#### [Supplied passage]
——

In this approach, the dataset is randomly divided into k groups, or folds, each of similar size. One fold is designated as the validation set, while the remaining k - 1 folds are used for training the model. The validation set is then evaluated to compute the mean squared error (MSE1). This process is repeated k times, with each fold taking turns as the validation set. Consequently, k estimates of the test error are generated. Finally, the k-fold cross-validation estimate is obtained by averaging these computed values.
The validation set approach offers simplicity and straightforward implementation, making it accessible for many applications. However, it comes with drawbacks. The validation mean squared error (MSE) can exhibit significant variability, potentially affecting the reliability of model evaluation. Additionally, this method utilizes only a portion of the available observations for model training, which may limit its effectiveness, particularly with smaller datasets.
LOOCV offers the advantage of lower bias compared to the validation approach. Unlike the validation method, which produces varying MSE values upon repeated application due to the random splitting process, LOOCV consistently yields the same results when performed multiple times, as each iteration involves splitting based on one observation at a time. However, a notable disadvantage of LOOCV is its high computational intensity, as it requires fitting the model repeatedly for each individual observation, which can be resource-intensive, particularly with large datasets.
library(ISLR)
data("Default")
logit_model <- glm(default ~ income + balance, data = Default, family = binomial)
summary(logit_model)
##
## Call:
## glm(formula = default ~ income + balance, family = binomial,
## data = Default)
##
## Coefficients:
## Estimate Std. Error z value Pr(>|z|)
## (Intercept) -1.154e+01 4.348e-01 -26.545 < 2e-16 ***
## income 2.081e-05 4.985e-06 4.174 2.99e-05 ***
## balance 5.647e-03 2.274e-04 24.836 < 2e-16 ***
## ---
## Signif. codes: 0 '***' 0.001 '**' 0.01 '*' 0.05 '.' 0.1 ' ' 1
##
## (Dispersion parameter for binomial family taken to be 1)

——

#### [Dataset rows]
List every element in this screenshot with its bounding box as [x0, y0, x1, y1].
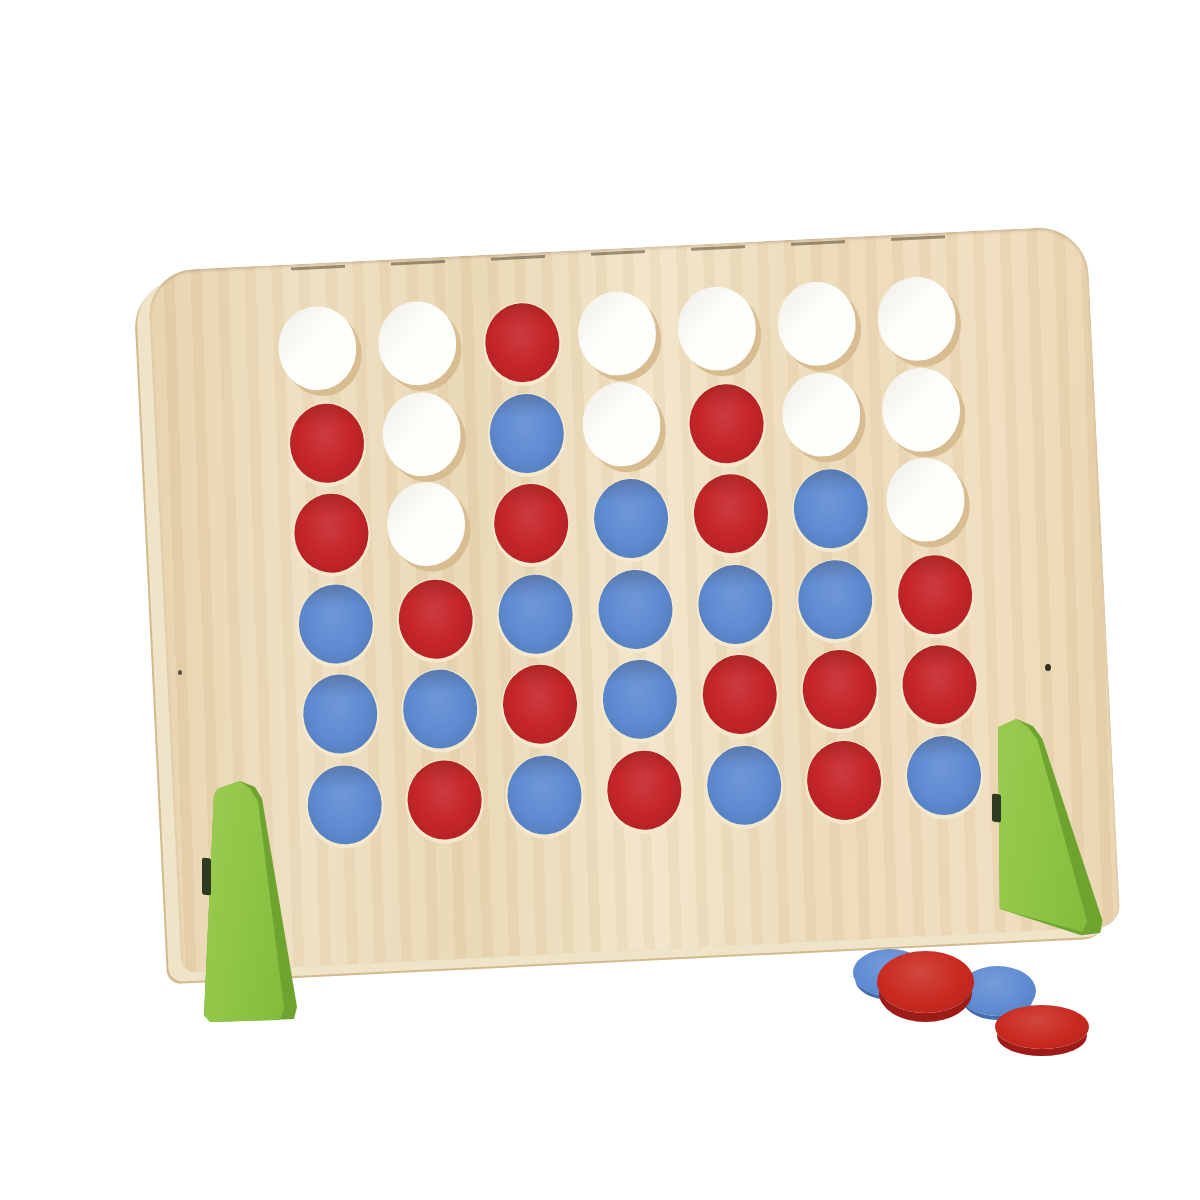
cell-c5-r2[interactable]: ● — [686, 381, 768, 469]
cell-c1-r1[interactable] — [282, 310, 364, 398]
cell-c2-r4[interactable]: ● — [395, 577, 477, 665]
cell-c7-r3[interactable] — [890, 462, 972, 550]
cell-c7-r5[interactable]: ● — [899, 643, 981, 731]
cell-c3-r4[interactable]: ● — [495, 572, 577, 660]
cell-c6-r4[interactable]: ● — [794, 557, 876, 645]
wood-speck — [178, 670, 182, 675]
hole-empty — [885, 371, 967, 459]
hole-empty — [785, 376, 867, 464]
cell-c6-r5[interactable]: ● — [799, 647, 881, 735]
cell-c5-r6[interactable]: ● — [703, 743, 785, 831]
cell-c2-r3[interactable] — [390, 486, 472, 574]
cell-c5-r3[interactable]: ● — [690, 472, 772, 560]
product-photo-scene: ●●●●●●●●●●●●●●●●●●●●●●●●●●●●●● ●●●● — [0, 0, 1200, 1200]
cell-c2-r6[interactable]: ● — [404, 757, 486, 845]
top-drop-slots[interactable] — [268, 234, 967, 271]
hole-empty — [881, 281, 963, 369]
cell-c6-r1[interactable] — [781, 286, 863, 374]
cell-c6-r6[interactable]: ● — [803, 738, 885, 826]
cell-c3-r1[interactable]: ● — [481, 301, 563, 389]
hole-empty — [390, 486, 472, 574]
cell-c1-r2[interactable]: ● — [286, 401, 368, 489]
cell-c4-r5[interactable]: ● — [599, 657, 681, 745]
cell-c4-r2[interactable] — [586, 386, 668, 474]
cell-c2-r1[interactable] — [382, 305, 464, 393]
right-stand-foot — [988, 718, 1106, 948]
hole-empty — [382, 305, 464, 393]
loose-red-disc-front-right[interactable]: ● — [995, 1005, 1089, 1049]
cell-c4-r6[interactable]: ● — [603, 748, 685, 836]
hole-empty — [586, 386, 668, 474]
hole-empty — [781, 286, 863, 374]
hole-empty — [581, 296, 663, 384]
cell-c3-r2[interactable]: ● — [486, 391, 568, 479]
cell-c7-r6[interactable]: ● — [903, 733, 985, 821]
left-foot-slot-notch — [202, 857, 211, 895]
cell-c7-r2[interactable] — [885, 371, 967, 459]
board-grid: ●●●●●●●●●●●●●●●●●●●●●●●●●●●●●● — [271, 277, 997, 854]
right-foot-slot-notch — [992, 793, 1001, 822]
cell-c5-r4[interactable]: ● — [694, 562, 776, 650]
hole-empty — [386, 396, 468, 484]
cell-c1-r3[interactable]: ● — [291, 491, 373, 579]
hole-empty — [890, 462, 972, 550]
cell-c3-r6[interactable]: ● — [504, 753, 586, 841]
cell-c1-r5[interactable]: ● — [299, 672, 381, 760]
hole-empty — [681, 291, 763, 379]
cell-c7-r4[interactable]: ● — [894, 552, 976, 640]
cell-c4-r4[interactable]: ● — [595, 567, 677, 655]
cell-c2-r5[interactable]: ● — [399, 667, 481, 755]
cell-c4-r1[interactable] — [581, 296, 663, 384]
cell-c6-r3[interactable]: ● — [790, 467, 872, 555]
cell-c6-r2[interactable] — [785, 376, 867, 464]
cell-c1-r6[interactable]: ● — [304, 762, 386, 850]
cell-c3-r5[interactable]: ● — [499, 662, 581, 750]
cell-c5-r5[interactable]: ● — [699, 652, 781, 740]
wood-speck — [1045, 664, 1051, 671]
cell-c7-r1[interactable] — [881, 281, 963, 369]
left-stand-foot — [200, 779, 300, 1025]
cell-c3-r3[interactable]: ● — [490, 481, 572, 569]
cell-c1-r4[interactable]: ● — [295, 581, 377, 669]
cell-c4-r3[interactable]: ● — [590, 476, 672, 564]
cell-c5-r1[interactable] — [681, 291, 763, 379]
hole-empty — [282, 310, 364, 398]
loose-red-disc-center-on-top[interactable]: ● — [877, 951, 974, 1013]
cell-c2-r2[interactable] — [386, 396, 468, 484]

——

#### [Your tasks]
a – Print, word for word, the portion of the cross-validation passage that begins with the words containing "LOOCV offers the" and ends with "with large datasets.".
b – Carry on the cross-validation passage from the point where it stops.

#### [The replies]
a –
LOOCV offers the advantage of lower bias compared to the validation approach. Unlike the validation method, which produces varying MSE values upon repeated application due to the random splitting process, LOOCV consistently yields the same results when performed multiple times, as each iteration involves splitting based on one observation at a time. However, a notable disadvantage of LOOCV is its high computational intensity, as it requires fitting the model repeatedly for each individual observation, which can be resource-intensive, particularly with large datasets.

b –
##
## Null deviance: 2920.6 on 9999 degrees of freedom
## Residual deviance: 1579.0 on 9997 degrees of freedom
## AIC: 1585
##
## Number of Fisher Scoring iterations: 8
train <- sample(dim(Default)[1], dim(Default)[1]*0.50)
test <- Default[-train, ]
logit_model2 <- glm(default ~ income+ balance, data = Default, family = 'binomial', subset = train)
summary(logit_model2)
##
## Call:
## glm(formula = default ~ income + balance, family = "binomial",
## data = Default, subset = train)
##
## Coefficients:
## Estimate Std. Error z value Pr(>|z|)
## (Intercept) -1.147e+01 6.147e-01 -18.653 < 2e-16 ***
## income 2.229e-05 7.085e-06 3.146 0.00166 **
## balance 5.594e-03 3.194e-04 17.512 < 2e-16 ***
## ---
## Signif. codes: 0 '***' 0.001 '**' 0.01 '*' 0.05 '.' 0.1 ' ' 1
##
## (Dispersion parameter for binomial family taken to be 1)
##
## Null deviance: 1477.13 on 4999 degrees of freedom
## Residual deviance: 808.97 on 4997 degrees of freedom
## AIC: 814.97
##
## Number of Fisher Scoring iterations: 8
log_prob = predict(logit_model2, test, type = "response")
log_pred = rep("No", dim(Default)[1]*0.50)
log_pred[log_prob > 0.5] = "Yes"
table(log_pred, test$default)
##
## log_pred No Yes
## No 4814 112
## Yes 22 52
mean(log_pred !=test$default)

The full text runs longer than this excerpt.